Written problem: Filter these entries, keeping only lines that hold the word "triangle".

Available data:
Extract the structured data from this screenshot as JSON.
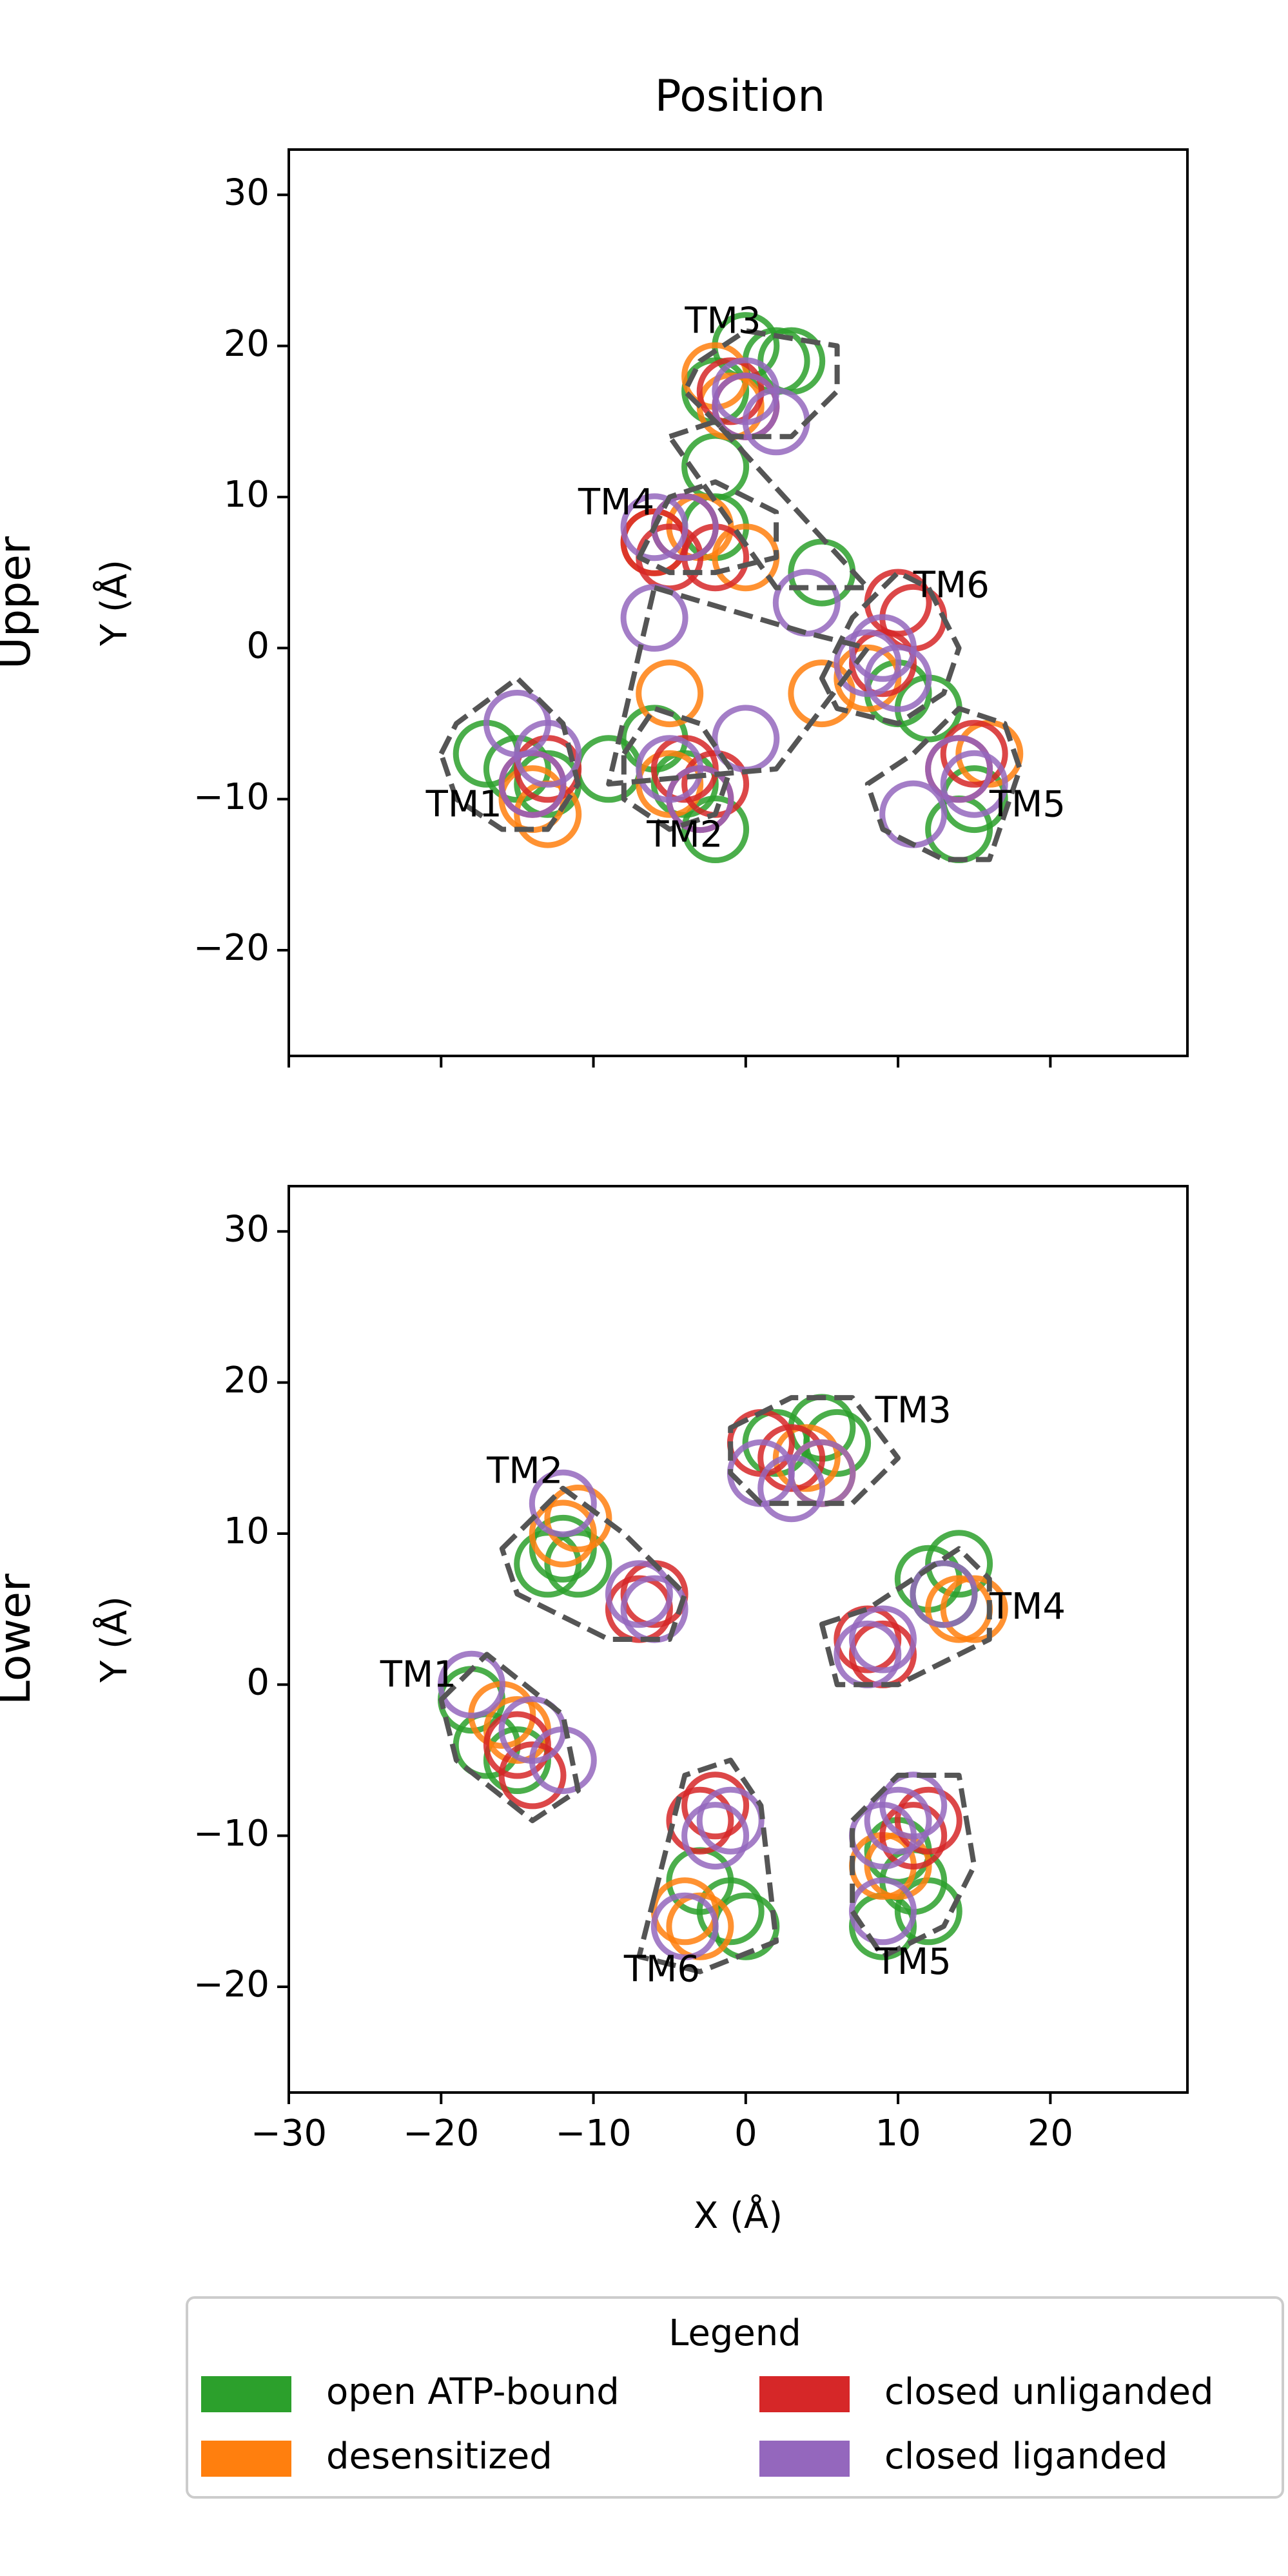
{
  "title": "Position",
  "legend": {
    "title": "Legend",
    "items": [
      {
        "label": "open ATP-bound",
        "color": "#2ca02c"
      },
      {
        "label": "desensitized",
        "color": "#ff7f0e"
      },
      {
        "label": "closed unliganded",
        "color": "#d62728"
      },
      {
        "label": "closed liganded",
        "color": "#9467bd"
      }
    ]
  },
  "chart_data": [
    {
      "type": "scatter",
      "panel": "Upper",
      "row_label": "Upper",
      "ylabel": "Y (Å)",
      "xlabel": "",
      "xlim": [
        -30,
        29
      ],
      "ylim": [
        -27,
        33
      ],
      "xticks": [
        -30,
        -20,
        -10,
        0,
        10,
        20
      ],
      "xtick_labels_visible": false,
      "yticks": [
        -20,
        -10,
        0,
        10,
        20,
        30
      ],
      "marker": "open circle",
      "series": [
        {
          "name": "open ATP-bound",
          "color": "#2ca02c",
          "points": [
            [
              -17,
              -7
            ],
            [
              -15,
              -8
            ],
            [
              -13,
              -9
            ],
            [
              -6,
              -6
            ],
            [
              -9,
              -8
            ],
            [
              -4,
              -9
            ],
            [
              -2,
              -12
            ],
            [
              0,
              20
            ],
            [
              2,
              19
            ],
            [
              3,
              19
            ],
            [
              -2,
              12
            ],
            [
              -4,
              8
            ],
            [
              -2,
              8
            ],
            [
              5,
              5
            ],
            [
              10,
              -3
            ],
            [
              12,
              -4
            ],
            [
              15,
              -10
            ],
            [
              14,
              -12
            ],
            [
              -2,
              17
            ]
          ]
        },
        {
          "name": "desensitized",
          "color": "#ff7f0e",
          "points": [
            [
              -14,
              -10
            ],
            [
              -13,
              -11
            ],
            [
              -5,
              -3
            ],
            [
              -5,
              -9
            ],
            [
              -2,
              18
            ],
            [
              -1,
              16
            ],
            [
              -3,
              8
            ],
            [
              0,
              6
            ],
            [
              5,
              -3
            ],
            [
              8,
              -2
            ],
            [
              16,
              -7
            ],
            [
              -6,
              7
            ]
          ]
        },
        {
          "name": "closed unliganded",
          "color": "#d62728",
          "points": [
            [
              -14,
              -9
            ],
            [
              -13,
              -8
            ],
            [
              -4,
              -8
            ],
            [
              -3,
              -10
            ],
            [
              0,
              16
            ],
            [
              -1,
              17
            ],
            [
              -6,
              7
            ],
            [
              -4,
              8
            ],
            [
              10,
              3
            ],
            [
              11,
              2
            ],
            [
              9,
              -1
            ],
            [
              14,
              -8
            ],
            [
              15,
              -7
            ],
            [
              -2,
              6
            ],
            [
              -5,
              6
            ],
            [
              -2,
              -9
            ]
          ]
        },
        {
          "name": "closed liganded",
          "color": "#9467bd",
          "points": [
            [
              -14,
              -9
            ],
            [
              -15,
              -5
            ],
            [
              -13,
              -7
            ],
            [
              -5,
              -8
            ],
            [
              -6,
              2
            ],
            [
              -3,
              -10
            ],
            [
              0,
              17
            ],
            [
              0,
              16
            ],
            [
              2,
              15
            ],
            [
              -4,
              8
            ],
            [
              -6,
              8
            ],
            [
              4,
              3
            ],
            [
              9,
              0
            ],
            [
              8,
              -1
            ],
            [
              10,
              -2
            ],
            [
              14,
              -8
            ],
            [
              15,
              -9
            ],
            [
              11,
              -11
            ],
            [
              0,
              -6
            ]
          ]
        }
      ],
      "annotations": [
        {
          "text": "TM3",
          "x": -1.5,
          "y": 21.5
        },
        {
          "text": "TM4",
          "x": -8.5,
          "y": 9.5
        },
        {
          "text": "TM6",
          "x": 13.5,
          "y": 4
        },
        {
          "text": "TM1",
          "x": -18.5,
          "y": -10.5
        },
        {
          "text": "TM2",
          "x": -4,
          "y": -12.5
        },
        {
          "text": "TM5",
          "x": 18.5,
          "y": -10.5
        }
      ],
      "outlines": [
        {
          "name": "TM3 hull",
          "points": [
            [
              -3,
              19
            ],
            [
              0,
              21
            ],
            [
              6,
              20
            ],
            [
              6,
              17
            ],
            [
              3,
              14
            ],
            [
              -1,
              14
            ],
            [
              -4,
              17
            ]
          ]
        },
        {
          "name": "TM4 hull",
          "points": [
            [
              -7,
              6
            ],
            [
              -5,
              10
            ],
            [
              -2,
              11
            ],
            [
              2,
              9
            ],
            [
              2,
              6
            ],
            [
              -2,
              5
            ],
            [
              -5,
              5
            ]
          ]
        },
        {
          "name": "TM6 hull",
          "points": [
            [
              5,
              -2
            ],
            [
              7,
              2
            ],
            [
              10,
              5
            ],
            [
              12,
              4
            ],
            [
              14,
              0
            ],
            [
              13,
              -3
            ],
            [
              10,
              -5
            ],
            [
              6,
              -4
            ]
          ]
        },
        {
          "name": "TM1 hull",
          "points": [
            [
              -20,
              -7
            ],
            [
              -19,
              -5
            ],
            [
              -15,
              -2
            ],
            [
              -12,
              -5
            ],
            [
              -11,
              -9
            ],
            [
              -13,
              -12
            ],
            [
              -16,
              -12
            ],
            [
              -19,
              -10
            ]
          ]
        },
        {
          "name": "TM2 hull",
          "points": [
            [
              -8,
              -7
            ],
            [
              -6,
              -4
            ],
            [
              -3,
              -5
            ],
            [
              -1,
              -8
            ],
            [
              -2,
              -11
            ],
            [
              -5,
              -12
            ],
            [
              -8,
              -10
            ]
          ]
        },
        {
          "name": "TM5 hull",
          "points": [
            [
              8,
              -9
            ],
            [
              11,
              -7
            ],
            [
              14,
              -4
            ],
            [
              17,
              -5
            ],
            [
              18,
              -8
            ],
            [
              16,
              -14
            ],
            [
              13,
              -14
            ],
            [
              9,
              -12
            ]
          ]
        },
        {
          "name": "central triangle",
          "points": [
            [
              -6,
              4
            ],
            [
              4,
              1
            ],
            [
              8,
              0
            ],
            [
              2,
              -8
            ],
            [
              -9,
              -9
            ]
          ]
        },
        {
          "name": "top triangle",
          "points": [
            [
              -5,
              14
            ],
            [
              -2,
              15
            ],
            [
              8,
              4
            ],
            [
              2,
              4
            ]
          ]
        }
      ]
    },
    {
      "type": "scatter",
      "panel": "Lower",
      "row_label": "Lower",
      "ylabel": "Y (Å)",
      "xlabel": "X (Å)",
      "xlim": [
        -30,
        29
      ],
      "ylim": [
        -27,
        33
      ],
      "xticks": [
        -30,
        -20,
        -10,
        0,
        10,
        20
      ],
      "xtick_labels_visible": true,
      "yticks": [
        -20,
        -10,
        0,
        10,
        20,
        30
      ],
      "marker": "open circle",
      "series": [
        {
          "name": "open ATP-bound",
          "color": "#2ca02c",
          "points": [
            [
              -18,
              -1
            ],
            [
              -17,
              -4
            ],
            [
              -15,
              -5
            ],
            [
              -13,
              8
            ],
            [
              -12,
              9
            ],
            [
              -11,
              8
            ],
            [
              -3,
              -13
            ],
            [
              -1,
              -15
            ],
            [
              0,
              -16
            ],
            [
              2,
              16
            ],
            [
              5,
              17
            ],
            [
              6,
              16
            ],
            [
              12,
              7
            ],
            [
              13,
              6
            ],
            [
              14,
              8
            ],
            [
              10,
              -11
            ],
            [
              11,
              -13
            ],
            [
              12,
              -15
            ],
            [
              9,
              -16
            ]
          ]
        },
        {
          "name": "desensitized",
          "color": "#ff7f0e",
          "points": [
            [
              -16,
              -2
            ],
            [
              -15,
              -3
            ],
            [
              -12,
              10
            ],
            [
              -11,
              11
            ],
            [
              -4,
              -15
            ],
            [
              -3,
              -16
            ],
            [
              4,
              15
            ],
            [
              5,
              14
            ],
            [
              14,
              5
            ],
            [
              15,
              5
            ],
            [
              9,
              -12
            ],
            [
              10,
              -12
            ]
          ]
        },
        {
          "name": "closed unliganded",
          "color": "#d62728",
          "points": [
            [
              -14,
              -6
            ],
            [
              -15,
              -4
            ],
            [
              -7,
              5
            ],
            [
              -6,
              6
            ],
            [
              -3,
              -9
            ],
            [
              -2,
              -8
            ],
            [
              1,
              16
            ],
            [
              3,
              15
            ],
            [
              8,
              3
            ],
            [
              9,
              2
            ],
            [
              12,
              -9
            ],
            [
              11,
              -10
            ]
          ]
        },
        {
          "name": "closed liganded",
          "color": "#9467bd",
          "points": [
            [
              -18,
              0
            ],
            [
              -14,
              -3
            ],
            [
              -12,
              -5
            ],
            [
              -12,
              12
            ],
            [
              -7,
              6
            ],
            [
              -6,
              5
            ],
            [
              -2,
              -10
            ],
            [
              -1,
              -9
            ],
            [
              -4,
              -16
            ],
            [
              1,
              14
            ],
            [
              3,
              13
            ],
            [
              5,
              14
            ],
            [
              8,
              2
            ],
            [
              9,
              3
            ],
            [
              13,
              6
            ],
            [
              10,
              -9
            ],
            [
              9,
              -10
            ],
            [
              9,
              -15
            ],
            [
              11,
              -8
            ]
          ]
        }
      ],
      "annotations": [
        {
          "text": "TM3",
          "x": 11,
          "y": 18
        },
        {
          "text": "TM2",
          "x": -14.5,
          "y": 14
        },
        {
          "text": "TM4",
          "x": 18.5,
          "y": 5
        },
        {
          "text": "TM1",
          "x": -21.5,
          "y": 0.5
        },
        {
          "text": "TM6",
          "x": -5.5,
          "y": -19
        },
        {
          "text": "TM5",
          "x": 11,
          "y": -18.5
        }
      ],
      "outlines": [
        {
          "name": "TM3 hull",
          "points": [
            [
              -1,
              17
            ],
            [
              3,
              19
            ],
            [
              7,
              19
            ],
            [
              10,
              15
            ],
            [
              7,
              12
            ],
            [
              1,
              12
            ],
            [
              -1,
              14
            ]
          ]
        },
        {
          "name": "TM2 hull",
          "points": [
            [
              -16,
              9
            ],
            [
              -12,
              13
            ],
            [
              -8,
              10
            ],
            [
              -4,
              6
            ],
            [
              -5,
              3
            ],
            [
              -9,
              3
            ],
            [
              -15,
              6
            ]
          ]
        },
        {
          "name": "TM4 hull",
          "points": [
            [
              5,
              4
            ],
            [
              8,
              5
            ],
            [
              14,
              9
            ],
            [
              16,
              7
            ],
            [
              16,
              3
            ],
            [
              10,
              0
            ],
            [
              6,
              0
            ]
          ]
        },
        {
          "name": "TM1 hull",
          "points": [
            [
              -20,
              -1
            ],
            [
              -17,
              2
            ],
            [
              -12,
              -2
            ],
            [
              -11,
              -7
            ],
            [
              -14,
              -9
            ],
            [
              -19,
              -5
            ]
          ]
        },
        {
          "name": "TM6 hull",
          "points": [
            [
              -6,
              -14
            ],
            [
              -4,
              -6
            ],
            [
              -1,
              -5
            ],
            [
              1,
              -8
            ],
            [
              2,
              -17
            ],
            [
              -3,
              -19
            ],
            [
              -7,
              -18
            ]
          ]
        },
        {
          "name": "TM5 hull",
          "points": [
            [
              7,
              -9
            ],
            [
              10,
              -6
            ],
            [
              14,
              -6
            ],
            [
              15,
              -12
            ],
            [
              13,
              -16
            ],
            [
              9,
              -18
            ],
            [
              7,
              -15
            ]
          ]
        }
      ]
    }
  ]
}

Solution to the problem:
          "name": "central triangle",
          "name": "top triangle",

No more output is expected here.